— Begin PROVIDED INFORMATION —

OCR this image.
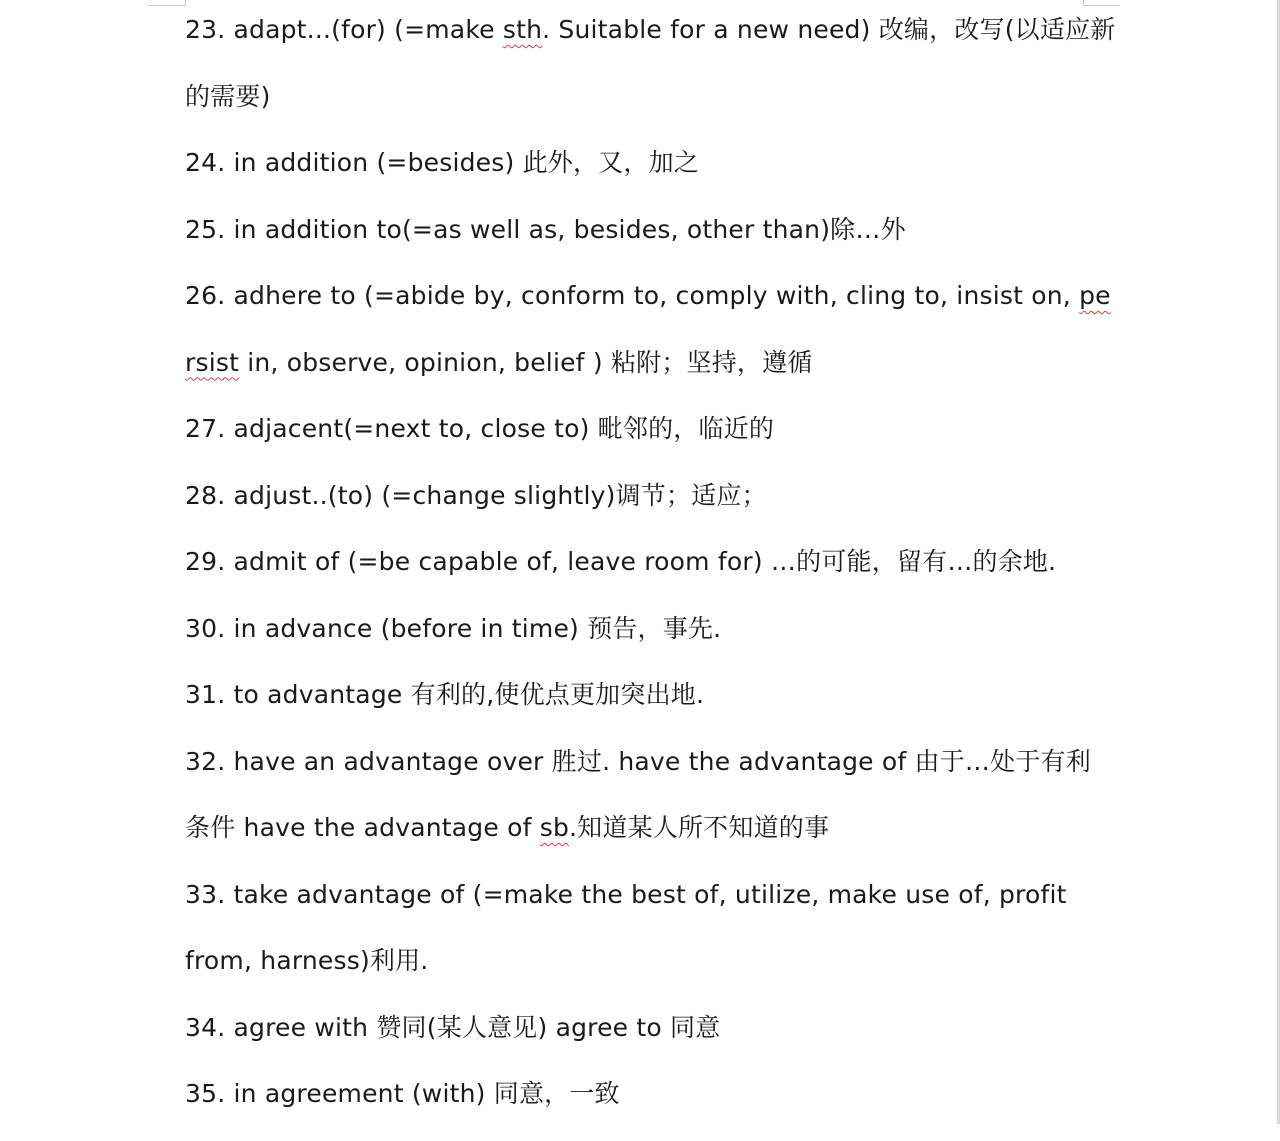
23. adapt...(for) (=make sth. Suitable for a new need) 改编，改写(以适应新
的需要)
24. in addition (=besides) 此外，又，加之
25. in addition to(=as well as, besides, other than)除…外
26. adhere to (=abide by, conform to, comply with, cling to, insist on, pe
rsist in, observe, opinion, belief ) 粘附；坚持，遵循
27. adjacent(=next to, close to) 毗邻的，临近的
28. adjust..(to) (=change slightly)调节；适应；
29. admit of (=be capable of, leave room for) …的可能，留有…的余地.
30. in advance (before in time) 预告，事先.
31. to advantage 有利的,使优点更加突出地.
32. have an advantage over 胜过. have the advantage of 由于…处于有利
条件 have the advantage of sb.知道某人所不知道的事
33. take advantage of (=make the best of, utilize, make use of, profit
from, harness)利用.
34. agree with 赞同(某人意见) agree to 同意
35. in agreement (with) 同意，一致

— End PROVIDED INFORMATION —

* [WHAT YOU HAVE TO DO]:
Every line is to be duplicated exactly, though pictures stay out.

* [COMPLETE RESPONSE]:
OCR this image.
23. adapt...(for) (=make sth. Suitable for a new need) 改编，改写(以适应新
的需要)
24. in addition (=besides) 此外，又，加之
25. in addition to(=as well as, besides, other than)除…外
26. adhere to (=abide by, conform to, comply with, cling to, insist on, pe
rsist in, observe, opinion, belief ) 粘附；坚持，遵循
27. adjacent(=next to, close to) 毗邻的，临近的
28. adjust..(to) (=change slightly)调节；适应；
29. admit of (=be capable of, leave room for) …的可能，留有…的余地.
30. in advance (before in time) 预告，事先.
31. to advantage 有利的,使优点更加突出地.
32. have an advantage over 胜过. have the advantage of 由于…处于有利
条件 have the advantage of sb.知道某人所不知道的事
33. take advantage of (=make the best of, utilize, make use of, profit
from, harness)利用.
34. agree with 赞同(某人意见) agree to 同意
35. in agreement (with) 同意，一致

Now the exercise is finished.